-- BEGIN --

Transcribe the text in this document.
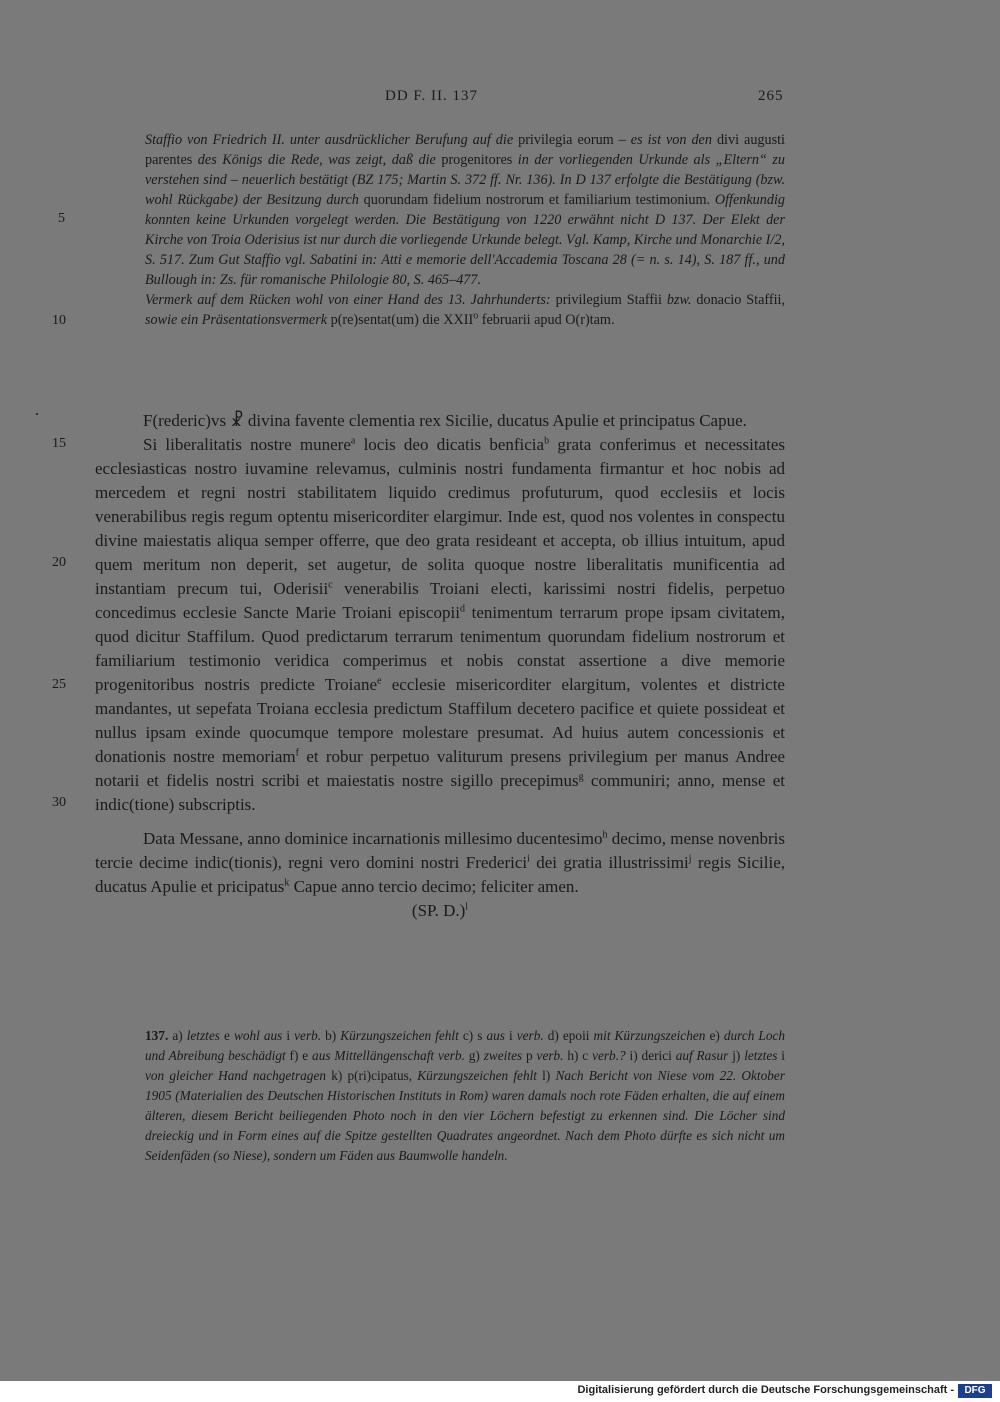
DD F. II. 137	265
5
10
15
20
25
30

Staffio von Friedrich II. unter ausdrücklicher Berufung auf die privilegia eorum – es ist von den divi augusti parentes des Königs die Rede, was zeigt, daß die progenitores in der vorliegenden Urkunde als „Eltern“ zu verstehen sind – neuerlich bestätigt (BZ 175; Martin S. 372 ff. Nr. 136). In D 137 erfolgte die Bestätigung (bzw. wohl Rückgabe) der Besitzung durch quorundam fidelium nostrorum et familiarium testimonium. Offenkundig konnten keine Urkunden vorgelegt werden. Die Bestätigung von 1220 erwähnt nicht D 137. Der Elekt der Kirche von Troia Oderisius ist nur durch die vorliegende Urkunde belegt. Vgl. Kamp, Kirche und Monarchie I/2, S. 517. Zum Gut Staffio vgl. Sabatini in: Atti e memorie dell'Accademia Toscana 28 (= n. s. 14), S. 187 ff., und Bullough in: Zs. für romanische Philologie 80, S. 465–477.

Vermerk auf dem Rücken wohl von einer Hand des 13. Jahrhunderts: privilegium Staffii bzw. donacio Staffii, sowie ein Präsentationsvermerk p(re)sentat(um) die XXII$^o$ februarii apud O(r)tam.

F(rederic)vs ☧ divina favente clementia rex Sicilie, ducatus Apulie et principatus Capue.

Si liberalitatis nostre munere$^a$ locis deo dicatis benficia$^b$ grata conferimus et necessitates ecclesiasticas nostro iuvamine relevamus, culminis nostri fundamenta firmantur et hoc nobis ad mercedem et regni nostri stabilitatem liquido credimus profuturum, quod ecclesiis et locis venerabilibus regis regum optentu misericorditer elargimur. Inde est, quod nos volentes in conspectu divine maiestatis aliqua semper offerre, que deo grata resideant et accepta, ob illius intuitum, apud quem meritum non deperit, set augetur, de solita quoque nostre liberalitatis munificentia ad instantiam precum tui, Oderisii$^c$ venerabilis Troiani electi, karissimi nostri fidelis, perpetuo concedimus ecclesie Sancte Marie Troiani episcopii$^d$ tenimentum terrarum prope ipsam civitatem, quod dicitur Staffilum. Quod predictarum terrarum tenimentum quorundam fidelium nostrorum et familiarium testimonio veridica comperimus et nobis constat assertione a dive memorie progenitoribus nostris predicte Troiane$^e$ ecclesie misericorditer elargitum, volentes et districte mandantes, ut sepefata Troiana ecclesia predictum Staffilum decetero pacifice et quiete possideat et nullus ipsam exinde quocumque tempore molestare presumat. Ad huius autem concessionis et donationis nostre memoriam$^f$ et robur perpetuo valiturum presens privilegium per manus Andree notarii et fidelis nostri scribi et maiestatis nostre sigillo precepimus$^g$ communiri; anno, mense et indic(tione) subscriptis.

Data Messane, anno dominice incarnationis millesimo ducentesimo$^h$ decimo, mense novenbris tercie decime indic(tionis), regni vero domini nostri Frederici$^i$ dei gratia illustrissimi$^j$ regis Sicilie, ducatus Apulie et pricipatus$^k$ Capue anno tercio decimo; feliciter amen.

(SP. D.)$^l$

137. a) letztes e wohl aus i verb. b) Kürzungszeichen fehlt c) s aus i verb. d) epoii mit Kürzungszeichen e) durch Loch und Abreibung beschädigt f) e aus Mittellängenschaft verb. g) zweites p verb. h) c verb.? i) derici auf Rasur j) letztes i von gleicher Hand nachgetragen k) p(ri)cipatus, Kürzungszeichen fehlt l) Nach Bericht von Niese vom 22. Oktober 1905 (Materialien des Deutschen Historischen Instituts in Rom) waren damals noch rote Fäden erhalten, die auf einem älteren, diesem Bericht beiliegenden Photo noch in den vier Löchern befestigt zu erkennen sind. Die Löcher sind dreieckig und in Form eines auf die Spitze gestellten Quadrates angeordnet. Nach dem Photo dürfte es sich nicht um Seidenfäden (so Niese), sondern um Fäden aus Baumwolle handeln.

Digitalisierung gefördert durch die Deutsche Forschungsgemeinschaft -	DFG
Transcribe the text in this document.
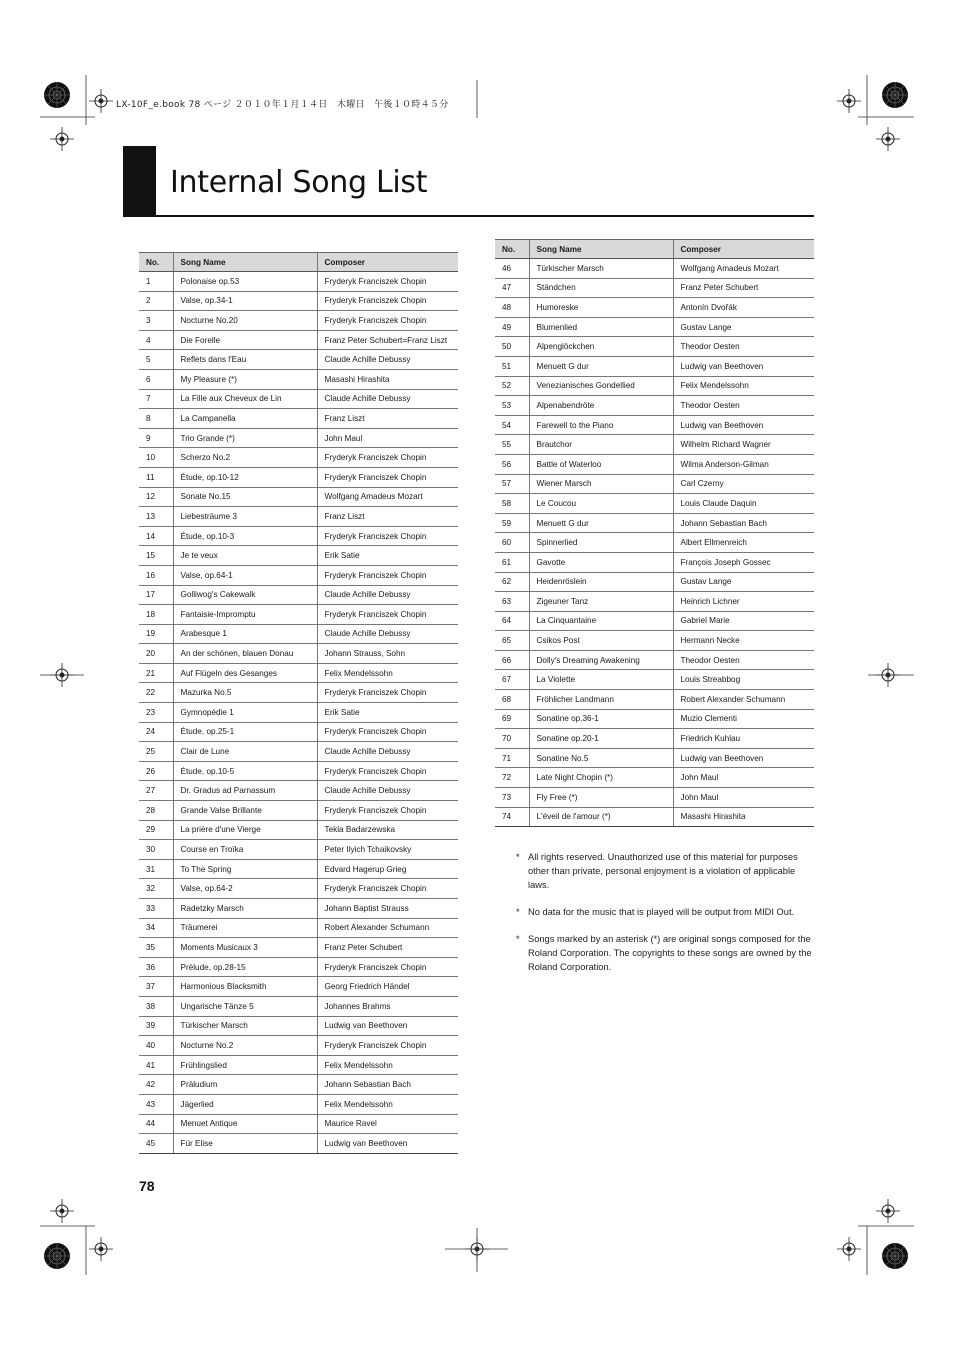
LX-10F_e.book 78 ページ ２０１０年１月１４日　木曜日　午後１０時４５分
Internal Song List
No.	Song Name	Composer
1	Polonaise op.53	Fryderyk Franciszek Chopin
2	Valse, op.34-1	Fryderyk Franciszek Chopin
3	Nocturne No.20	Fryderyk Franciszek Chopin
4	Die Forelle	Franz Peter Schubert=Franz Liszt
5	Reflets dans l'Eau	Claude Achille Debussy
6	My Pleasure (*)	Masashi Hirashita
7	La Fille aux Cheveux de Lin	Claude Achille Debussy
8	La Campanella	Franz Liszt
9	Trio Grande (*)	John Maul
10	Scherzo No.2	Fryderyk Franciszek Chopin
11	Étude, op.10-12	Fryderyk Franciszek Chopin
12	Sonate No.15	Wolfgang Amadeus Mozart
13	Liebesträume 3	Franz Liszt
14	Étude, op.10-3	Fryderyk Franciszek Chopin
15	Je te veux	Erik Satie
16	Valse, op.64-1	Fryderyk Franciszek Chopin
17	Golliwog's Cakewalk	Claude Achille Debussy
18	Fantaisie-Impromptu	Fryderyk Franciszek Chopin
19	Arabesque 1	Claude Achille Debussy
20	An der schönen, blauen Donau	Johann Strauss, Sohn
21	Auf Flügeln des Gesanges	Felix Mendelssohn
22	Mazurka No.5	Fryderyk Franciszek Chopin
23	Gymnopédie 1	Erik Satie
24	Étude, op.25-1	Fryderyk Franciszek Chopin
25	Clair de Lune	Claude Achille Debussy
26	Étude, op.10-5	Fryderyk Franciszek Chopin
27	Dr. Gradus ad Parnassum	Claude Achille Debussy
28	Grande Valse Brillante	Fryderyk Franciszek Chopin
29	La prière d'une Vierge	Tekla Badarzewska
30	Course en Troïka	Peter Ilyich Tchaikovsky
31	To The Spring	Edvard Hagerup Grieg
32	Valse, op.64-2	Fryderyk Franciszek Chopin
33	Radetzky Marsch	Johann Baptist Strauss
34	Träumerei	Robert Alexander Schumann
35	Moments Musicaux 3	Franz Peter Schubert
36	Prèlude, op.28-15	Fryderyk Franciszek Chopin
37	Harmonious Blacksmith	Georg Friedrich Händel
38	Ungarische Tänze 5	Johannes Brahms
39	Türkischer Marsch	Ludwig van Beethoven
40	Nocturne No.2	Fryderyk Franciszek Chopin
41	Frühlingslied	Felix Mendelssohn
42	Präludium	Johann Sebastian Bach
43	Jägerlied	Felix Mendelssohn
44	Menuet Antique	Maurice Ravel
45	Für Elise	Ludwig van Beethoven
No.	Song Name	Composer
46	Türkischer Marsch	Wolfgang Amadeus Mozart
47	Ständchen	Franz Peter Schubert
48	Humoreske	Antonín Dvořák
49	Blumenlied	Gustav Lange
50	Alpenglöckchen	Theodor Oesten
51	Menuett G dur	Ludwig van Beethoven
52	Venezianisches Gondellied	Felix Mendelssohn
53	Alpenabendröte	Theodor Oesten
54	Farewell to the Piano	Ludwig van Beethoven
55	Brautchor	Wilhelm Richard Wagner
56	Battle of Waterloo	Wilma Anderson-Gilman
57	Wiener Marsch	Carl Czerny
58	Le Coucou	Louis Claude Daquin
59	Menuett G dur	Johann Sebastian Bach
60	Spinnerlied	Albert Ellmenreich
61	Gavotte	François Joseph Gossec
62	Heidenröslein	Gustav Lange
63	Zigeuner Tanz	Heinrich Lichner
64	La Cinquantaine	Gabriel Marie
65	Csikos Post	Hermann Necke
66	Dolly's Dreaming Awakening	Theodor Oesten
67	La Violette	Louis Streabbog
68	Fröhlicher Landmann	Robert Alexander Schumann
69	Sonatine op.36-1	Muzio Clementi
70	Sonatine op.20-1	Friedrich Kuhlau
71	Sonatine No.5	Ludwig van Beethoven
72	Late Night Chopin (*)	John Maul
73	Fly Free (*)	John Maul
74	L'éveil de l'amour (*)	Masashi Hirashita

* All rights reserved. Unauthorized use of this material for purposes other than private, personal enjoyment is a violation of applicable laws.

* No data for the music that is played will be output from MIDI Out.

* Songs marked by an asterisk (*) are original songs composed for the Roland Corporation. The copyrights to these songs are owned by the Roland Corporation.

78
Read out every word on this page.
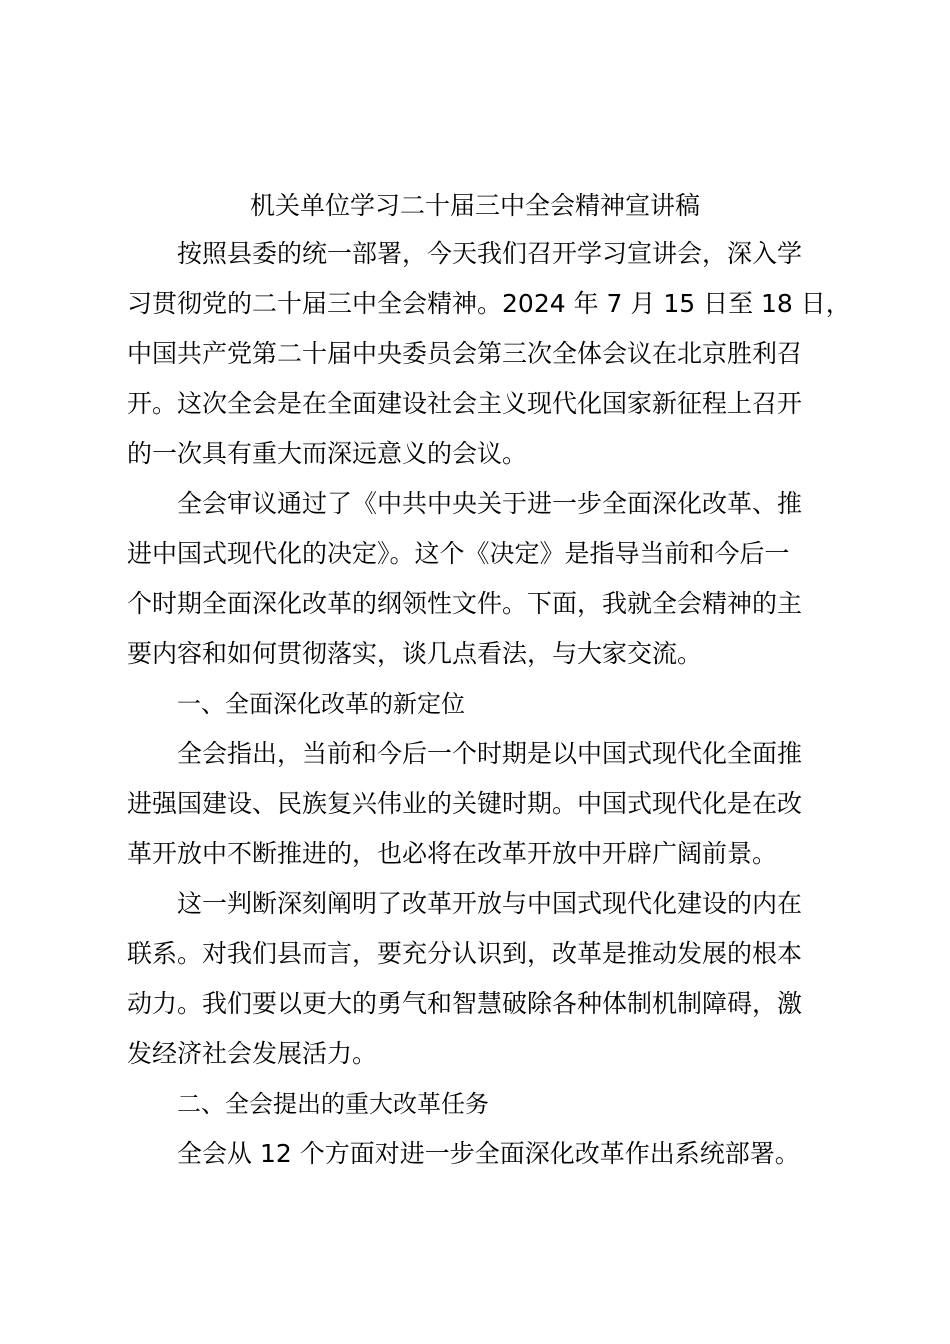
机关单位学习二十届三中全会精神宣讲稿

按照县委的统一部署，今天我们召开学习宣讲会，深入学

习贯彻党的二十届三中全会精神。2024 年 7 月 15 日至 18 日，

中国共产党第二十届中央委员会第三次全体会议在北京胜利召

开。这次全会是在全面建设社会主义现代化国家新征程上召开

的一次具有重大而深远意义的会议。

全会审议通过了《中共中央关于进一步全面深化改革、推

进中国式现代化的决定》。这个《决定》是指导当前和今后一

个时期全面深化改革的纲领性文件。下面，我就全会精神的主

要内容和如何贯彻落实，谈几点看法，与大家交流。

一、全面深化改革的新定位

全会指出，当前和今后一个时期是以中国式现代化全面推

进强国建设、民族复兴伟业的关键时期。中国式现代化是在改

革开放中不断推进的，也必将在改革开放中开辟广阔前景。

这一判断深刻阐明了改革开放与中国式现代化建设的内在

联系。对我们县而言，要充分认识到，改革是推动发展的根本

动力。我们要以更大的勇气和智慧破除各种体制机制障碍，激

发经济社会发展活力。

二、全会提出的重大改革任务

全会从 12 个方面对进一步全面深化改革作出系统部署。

-- END --

§ **The problem**
Locate all lines holding the word "Debussy", then copy them out.

§ **Answer to this problem**
5	Reflets dans l'Eau	Claude Achille Debussy
7	La Fille aux Cheveux de Lin	Claude Achille Debussy
17	Golliwog's Cakewalk	Claude Achille Debussy
19	Arabesque 1	Claude Achille Debussy
25	Clair de Lune	Claude Achille Debussy
27	Dr. Gradus ad Parnassum	Claude Achille Debussy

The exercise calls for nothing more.